THE TASK
Tally every line of the listing where the string "EXTERMINATION" is found, and state the total alone.

━━ LISTED ENTRIES ━━

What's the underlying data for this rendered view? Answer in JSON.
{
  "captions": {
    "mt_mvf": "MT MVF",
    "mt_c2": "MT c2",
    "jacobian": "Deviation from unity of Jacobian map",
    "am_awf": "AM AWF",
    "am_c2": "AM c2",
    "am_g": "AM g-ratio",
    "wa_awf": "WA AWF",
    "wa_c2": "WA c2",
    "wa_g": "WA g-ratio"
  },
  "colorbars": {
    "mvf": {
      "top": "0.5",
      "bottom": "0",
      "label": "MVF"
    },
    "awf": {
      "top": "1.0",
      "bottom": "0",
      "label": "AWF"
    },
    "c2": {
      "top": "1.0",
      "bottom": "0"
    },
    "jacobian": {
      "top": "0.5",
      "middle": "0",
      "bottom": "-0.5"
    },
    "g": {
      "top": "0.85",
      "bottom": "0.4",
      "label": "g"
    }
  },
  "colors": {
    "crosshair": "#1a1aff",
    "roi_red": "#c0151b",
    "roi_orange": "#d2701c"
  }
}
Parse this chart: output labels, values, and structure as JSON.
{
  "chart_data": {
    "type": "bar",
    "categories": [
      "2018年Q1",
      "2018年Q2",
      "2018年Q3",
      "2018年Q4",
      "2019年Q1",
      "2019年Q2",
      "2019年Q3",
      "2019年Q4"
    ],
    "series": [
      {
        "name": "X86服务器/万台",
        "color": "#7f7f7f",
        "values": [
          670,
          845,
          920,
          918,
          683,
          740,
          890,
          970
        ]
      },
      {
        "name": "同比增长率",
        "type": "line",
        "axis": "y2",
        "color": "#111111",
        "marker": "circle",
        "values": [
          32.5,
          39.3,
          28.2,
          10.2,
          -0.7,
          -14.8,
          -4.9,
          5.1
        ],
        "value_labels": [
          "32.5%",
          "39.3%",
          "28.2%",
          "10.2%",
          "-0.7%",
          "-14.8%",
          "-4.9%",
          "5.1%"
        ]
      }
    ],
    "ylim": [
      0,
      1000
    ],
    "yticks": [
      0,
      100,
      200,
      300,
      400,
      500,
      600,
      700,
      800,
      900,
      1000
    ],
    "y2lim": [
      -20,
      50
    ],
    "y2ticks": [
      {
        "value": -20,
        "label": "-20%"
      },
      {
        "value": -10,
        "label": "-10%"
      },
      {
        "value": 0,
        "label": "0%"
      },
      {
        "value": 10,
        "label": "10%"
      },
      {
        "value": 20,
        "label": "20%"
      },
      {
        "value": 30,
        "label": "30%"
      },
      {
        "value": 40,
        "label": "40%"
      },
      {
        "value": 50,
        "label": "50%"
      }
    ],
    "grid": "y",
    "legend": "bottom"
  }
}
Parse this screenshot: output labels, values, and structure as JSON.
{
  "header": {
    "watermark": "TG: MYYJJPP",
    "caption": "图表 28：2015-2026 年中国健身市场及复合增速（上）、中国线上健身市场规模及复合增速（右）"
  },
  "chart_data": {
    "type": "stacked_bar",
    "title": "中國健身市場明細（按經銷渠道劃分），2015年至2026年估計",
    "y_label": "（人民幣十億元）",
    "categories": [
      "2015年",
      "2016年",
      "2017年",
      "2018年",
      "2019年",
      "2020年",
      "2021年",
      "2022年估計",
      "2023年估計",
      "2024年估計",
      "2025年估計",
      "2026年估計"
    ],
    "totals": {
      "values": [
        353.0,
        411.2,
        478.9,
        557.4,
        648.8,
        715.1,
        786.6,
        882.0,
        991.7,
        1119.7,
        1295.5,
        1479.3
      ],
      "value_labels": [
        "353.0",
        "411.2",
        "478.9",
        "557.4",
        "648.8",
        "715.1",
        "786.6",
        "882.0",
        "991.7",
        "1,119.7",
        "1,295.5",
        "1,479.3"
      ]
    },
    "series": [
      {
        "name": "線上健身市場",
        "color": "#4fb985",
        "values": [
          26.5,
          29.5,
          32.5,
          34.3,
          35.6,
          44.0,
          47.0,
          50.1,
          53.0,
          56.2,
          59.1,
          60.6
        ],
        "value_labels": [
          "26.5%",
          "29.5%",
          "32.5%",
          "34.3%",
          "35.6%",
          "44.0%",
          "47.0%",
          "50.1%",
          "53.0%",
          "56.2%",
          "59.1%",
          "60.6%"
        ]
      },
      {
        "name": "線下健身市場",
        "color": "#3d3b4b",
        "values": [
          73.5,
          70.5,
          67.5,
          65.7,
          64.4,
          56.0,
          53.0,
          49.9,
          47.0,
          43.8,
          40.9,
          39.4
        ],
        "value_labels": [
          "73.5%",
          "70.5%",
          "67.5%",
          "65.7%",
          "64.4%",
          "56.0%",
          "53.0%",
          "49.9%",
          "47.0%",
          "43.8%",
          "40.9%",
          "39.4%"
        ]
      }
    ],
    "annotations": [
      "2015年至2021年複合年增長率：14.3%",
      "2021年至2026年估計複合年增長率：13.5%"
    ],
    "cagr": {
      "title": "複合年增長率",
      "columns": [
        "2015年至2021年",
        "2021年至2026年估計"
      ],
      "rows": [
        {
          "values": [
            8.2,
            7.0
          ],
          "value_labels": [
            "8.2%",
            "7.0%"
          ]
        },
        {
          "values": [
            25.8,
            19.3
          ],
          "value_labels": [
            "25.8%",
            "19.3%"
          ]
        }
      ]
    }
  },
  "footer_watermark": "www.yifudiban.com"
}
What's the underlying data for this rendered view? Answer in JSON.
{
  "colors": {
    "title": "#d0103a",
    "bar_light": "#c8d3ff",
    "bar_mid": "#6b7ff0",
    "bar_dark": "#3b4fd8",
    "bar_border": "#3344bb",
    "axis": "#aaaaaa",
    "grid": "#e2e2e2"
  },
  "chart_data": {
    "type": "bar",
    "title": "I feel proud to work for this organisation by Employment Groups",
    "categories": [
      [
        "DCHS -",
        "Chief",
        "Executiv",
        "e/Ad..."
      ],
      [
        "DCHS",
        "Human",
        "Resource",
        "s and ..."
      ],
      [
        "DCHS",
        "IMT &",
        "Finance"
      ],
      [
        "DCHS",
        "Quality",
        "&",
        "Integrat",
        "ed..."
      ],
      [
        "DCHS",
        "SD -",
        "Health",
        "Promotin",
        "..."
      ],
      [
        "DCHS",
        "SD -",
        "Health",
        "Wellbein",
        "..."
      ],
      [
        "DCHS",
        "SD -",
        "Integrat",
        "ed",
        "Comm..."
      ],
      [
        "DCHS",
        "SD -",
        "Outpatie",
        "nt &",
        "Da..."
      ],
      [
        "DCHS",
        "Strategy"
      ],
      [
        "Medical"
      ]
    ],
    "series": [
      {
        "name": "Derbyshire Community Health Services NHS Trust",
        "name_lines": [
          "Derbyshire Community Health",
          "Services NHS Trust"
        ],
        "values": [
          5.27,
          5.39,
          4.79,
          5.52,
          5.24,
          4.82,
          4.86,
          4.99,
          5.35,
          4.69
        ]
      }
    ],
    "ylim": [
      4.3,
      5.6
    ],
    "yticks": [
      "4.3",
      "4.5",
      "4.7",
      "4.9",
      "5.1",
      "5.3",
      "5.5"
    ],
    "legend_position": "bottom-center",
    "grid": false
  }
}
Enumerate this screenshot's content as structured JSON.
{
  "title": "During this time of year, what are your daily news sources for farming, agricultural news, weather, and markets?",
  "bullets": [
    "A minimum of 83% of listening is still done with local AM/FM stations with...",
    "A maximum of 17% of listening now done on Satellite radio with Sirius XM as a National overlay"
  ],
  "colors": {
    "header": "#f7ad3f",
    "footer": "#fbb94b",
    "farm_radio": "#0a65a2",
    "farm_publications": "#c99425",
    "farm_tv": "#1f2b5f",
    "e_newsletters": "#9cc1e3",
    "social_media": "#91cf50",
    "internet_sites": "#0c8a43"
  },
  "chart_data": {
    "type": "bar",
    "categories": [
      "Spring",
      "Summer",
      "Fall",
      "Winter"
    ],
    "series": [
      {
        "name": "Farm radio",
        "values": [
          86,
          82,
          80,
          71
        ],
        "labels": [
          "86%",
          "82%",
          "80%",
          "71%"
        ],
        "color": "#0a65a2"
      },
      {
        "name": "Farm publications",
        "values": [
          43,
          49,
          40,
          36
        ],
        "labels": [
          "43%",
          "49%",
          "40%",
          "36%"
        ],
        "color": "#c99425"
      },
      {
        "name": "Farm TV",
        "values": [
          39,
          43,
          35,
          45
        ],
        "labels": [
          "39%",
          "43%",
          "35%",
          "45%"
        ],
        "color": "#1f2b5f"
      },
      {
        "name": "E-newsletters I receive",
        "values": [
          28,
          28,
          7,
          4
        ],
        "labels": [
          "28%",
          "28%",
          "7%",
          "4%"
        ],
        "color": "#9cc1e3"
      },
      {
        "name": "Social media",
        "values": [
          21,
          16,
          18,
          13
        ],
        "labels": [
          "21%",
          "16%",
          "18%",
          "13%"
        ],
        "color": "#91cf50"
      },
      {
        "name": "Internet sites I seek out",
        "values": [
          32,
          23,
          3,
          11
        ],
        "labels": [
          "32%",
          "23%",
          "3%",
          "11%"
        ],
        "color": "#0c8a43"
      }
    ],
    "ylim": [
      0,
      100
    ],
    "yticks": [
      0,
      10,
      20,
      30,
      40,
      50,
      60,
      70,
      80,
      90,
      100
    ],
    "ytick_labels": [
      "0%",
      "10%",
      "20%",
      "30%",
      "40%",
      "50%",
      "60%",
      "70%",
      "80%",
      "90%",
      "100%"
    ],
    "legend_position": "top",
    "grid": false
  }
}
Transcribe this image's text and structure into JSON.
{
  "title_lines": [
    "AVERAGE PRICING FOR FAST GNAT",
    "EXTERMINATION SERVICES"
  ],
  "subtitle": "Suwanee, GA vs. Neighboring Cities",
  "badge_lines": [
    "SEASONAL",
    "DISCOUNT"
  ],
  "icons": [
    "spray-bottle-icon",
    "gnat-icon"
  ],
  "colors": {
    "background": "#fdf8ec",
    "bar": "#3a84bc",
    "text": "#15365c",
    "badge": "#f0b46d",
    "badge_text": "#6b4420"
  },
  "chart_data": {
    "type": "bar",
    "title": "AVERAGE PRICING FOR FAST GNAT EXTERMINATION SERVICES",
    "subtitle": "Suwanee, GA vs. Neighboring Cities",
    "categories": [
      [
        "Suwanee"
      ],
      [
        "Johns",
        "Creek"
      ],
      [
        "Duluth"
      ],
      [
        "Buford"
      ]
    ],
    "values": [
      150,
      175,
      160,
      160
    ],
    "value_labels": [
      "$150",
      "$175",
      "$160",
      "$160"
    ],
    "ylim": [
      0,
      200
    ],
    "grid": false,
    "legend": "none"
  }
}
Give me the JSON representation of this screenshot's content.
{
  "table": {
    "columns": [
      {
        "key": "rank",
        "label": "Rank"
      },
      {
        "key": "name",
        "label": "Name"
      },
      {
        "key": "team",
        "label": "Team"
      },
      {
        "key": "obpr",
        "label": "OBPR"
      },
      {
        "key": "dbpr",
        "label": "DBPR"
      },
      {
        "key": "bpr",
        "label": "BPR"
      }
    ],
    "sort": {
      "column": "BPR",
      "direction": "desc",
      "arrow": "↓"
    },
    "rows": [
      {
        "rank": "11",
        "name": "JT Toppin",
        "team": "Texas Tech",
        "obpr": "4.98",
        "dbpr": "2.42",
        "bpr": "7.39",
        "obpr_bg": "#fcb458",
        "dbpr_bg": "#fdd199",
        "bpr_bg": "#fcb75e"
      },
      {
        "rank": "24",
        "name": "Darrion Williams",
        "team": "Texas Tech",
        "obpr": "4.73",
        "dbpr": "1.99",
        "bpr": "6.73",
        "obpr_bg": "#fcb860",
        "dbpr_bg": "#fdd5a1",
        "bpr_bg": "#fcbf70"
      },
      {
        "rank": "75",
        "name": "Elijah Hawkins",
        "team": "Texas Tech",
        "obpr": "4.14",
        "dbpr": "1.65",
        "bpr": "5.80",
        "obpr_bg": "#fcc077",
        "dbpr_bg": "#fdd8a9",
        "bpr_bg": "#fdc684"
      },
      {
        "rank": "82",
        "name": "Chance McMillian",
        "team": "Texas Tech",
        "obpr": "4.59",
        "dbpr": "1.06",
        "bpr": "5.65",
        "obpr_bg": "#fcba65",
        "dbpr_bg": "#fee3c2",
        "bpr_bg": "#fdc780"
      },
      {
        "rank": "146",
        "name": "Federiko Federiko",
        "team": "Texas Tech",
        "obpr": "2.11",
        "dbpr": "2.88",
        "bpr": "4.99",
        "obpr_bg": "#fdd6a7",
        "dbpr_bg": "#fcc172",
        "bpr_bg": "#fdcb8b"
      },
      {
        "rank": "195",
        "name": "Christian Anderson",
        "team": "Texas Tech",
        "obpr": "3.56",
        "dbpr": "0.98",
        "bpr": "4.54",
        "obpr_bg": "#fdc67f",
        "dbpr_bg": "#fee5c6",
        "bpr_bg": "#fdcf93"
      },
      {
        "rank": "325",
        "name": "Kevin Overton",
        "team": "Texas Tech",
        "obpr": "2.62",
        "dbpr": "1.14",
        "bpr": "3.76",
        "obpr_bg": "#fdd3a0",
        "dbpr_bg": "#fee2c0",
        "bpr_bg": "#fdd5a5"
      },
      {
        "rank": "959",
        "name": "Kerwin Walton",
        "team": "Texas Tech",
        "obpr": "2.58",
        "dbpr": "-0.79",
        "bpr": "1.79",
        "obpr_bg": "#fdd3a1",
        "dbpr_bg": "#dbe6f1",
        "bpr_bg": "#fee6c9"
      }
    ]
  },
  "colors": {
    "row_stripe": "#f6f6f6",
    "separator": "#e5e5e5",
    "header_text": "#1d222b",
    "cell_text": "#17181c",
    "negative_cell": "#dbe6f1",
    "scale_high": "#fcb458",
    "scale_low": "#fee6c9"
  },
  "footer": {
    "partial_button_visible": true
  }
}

━━━

TASK SOLUTION
2